(Saved data entries)

»»

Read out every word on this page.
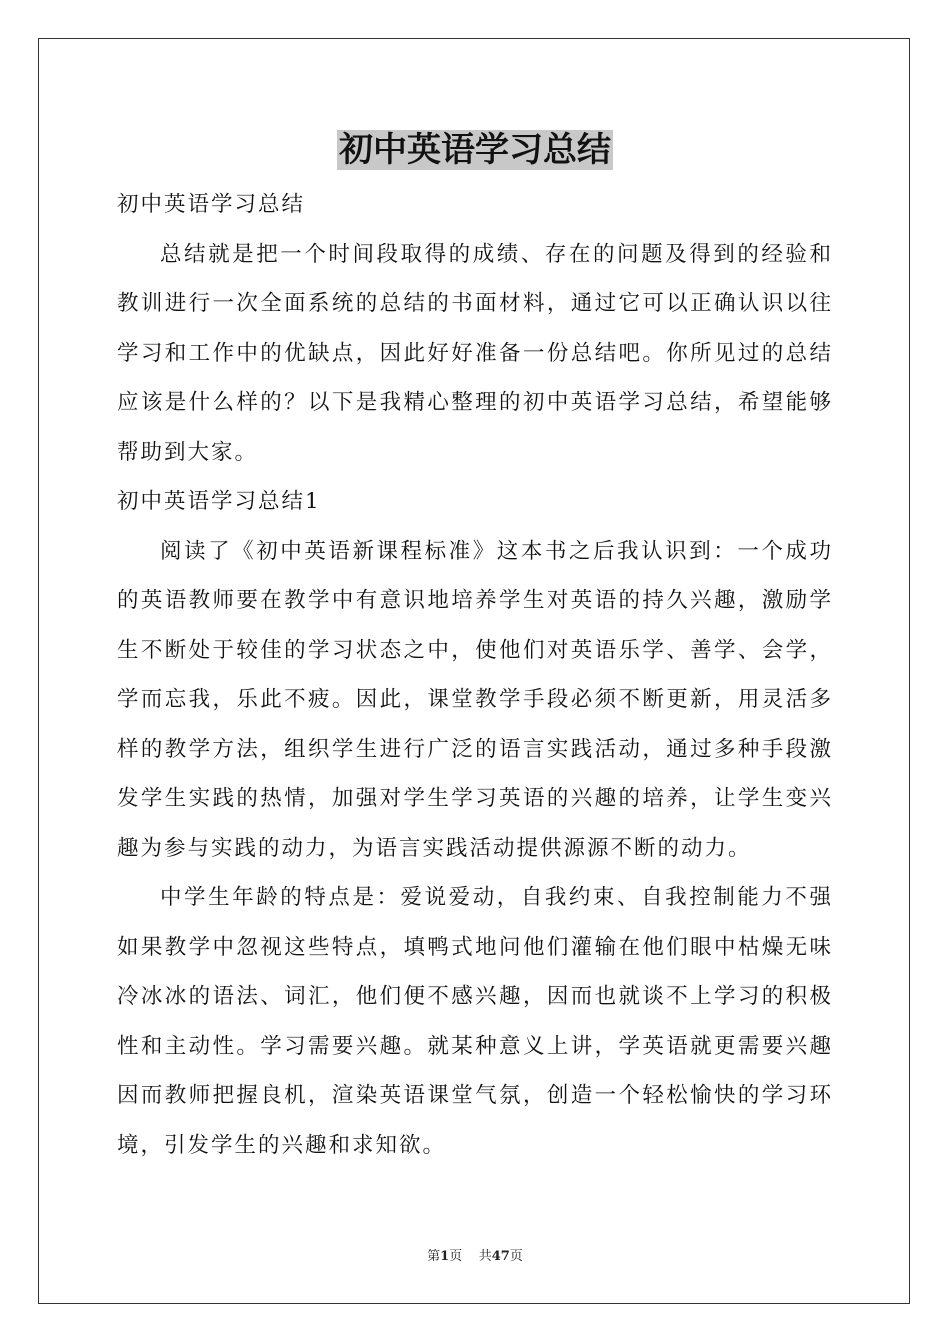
初中英语学习总结

初中英语学习总结

总结就是把一个时间段取得的成绩、存在的问题及得到的经验和教训进行一次全面系统的总结的书面材料，通过它可以正确认识以往学习和工作中的优缺点，因此好好准备一份总结吧。你所见过的总结应该是什么样的？以下是我精心整理的初中英语学习总结，希望能够帮助到大家。

初中英语学习总结1

阅读了《初中英语新课程标准》这本书之后我认识到：一个成功的英语教师要在教学中有意识地培养学生对英语的持久兴趣，激励学生不断处于较佳的学习状态之中，使他们对英语乐学、善学、会学，学而忘我，乐此不疲。因此，课堂教学手段必须不断更新，用灵活多样的教学方法，组织学生进行广泛的语言实践活动，通过多种手段激发学生实践的热情，加强对学生学习英语的兴趣的培养，让学生变兴趣为参与实践的动力，为语言实践活动提供源源不断的动力。

中学生年龄的特点是：爱说爱动，自我约束、自我控制能力不强如果教学中忽视这些特点，填鸭式地问他们灌输在他们眼中枯燥无味冷冰冰的语法、词汇，他们便不感兴趣，因而也就谈不上学习的积极性和主动性。学习需要兴趣。就某种意义上讲，学英语就更需要兴趣因而教师把握良机，渲染英语课堂气氛，创造一个轻松愉快的学习环境，引发学生的兴趣和求知欲。

第1页 共47页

««

* WHAT THIS TASK INVOLVES: Give every record back exactly as it reads, with no images.

* EXPECTED ANSWER:
Read out every word on this page.
初中英语学习总结

初中英语学习总结

总结就是把一个时间段取得的成绩、存在的问题及得到的经验和教训进行一次全面系统的总结的书面材料，通过它可以正确认识以往学习和工作中的优缺点，因此好好准备一份总结吧。你所见过的总结应该是什么样的？以下是我精心整理的初中英语学习总结，希望能够帮助到大家。

初中英语学习总结1

阅读了《初中英语新课程标准》这本书之后我认识到：一个成功的英语教师要在教学中有意识地培养学生对英语的持久兴趣，激励学生不断处于较佳的学习状态之中，使他们对英语乐学、善学、会学，学而忘我，乐此不疲。因此，课堂教学手段必须不断更新，用灵活多样的教学方法，组织学生进行广泛的语言实践活动，通过多种手段激发学生实践的热情，加强对学生学习英语的兴趣的培养，让学生变兴趣为参与实践的动力，为语言实践活动提供源源不断的动力。

中学生年龄的特点是：爱说爱动，自我约束、自我控制能力不强如果教学中忽视这些特点，填鸭式地问他们灌输在他们眼中枯燥无味冷冰冰的语法、词汇，他们便不感兴趣，因而也就谈不上学习的积极性和主动性。学习需要兴趣。就某种意义上讲，学英语就更需要兴趣因而教师把握良机，渲染英语课堂气氛，创造一个轻松愉快的学习环境，引发学生的兴趣和求知欲。

第1页 共47页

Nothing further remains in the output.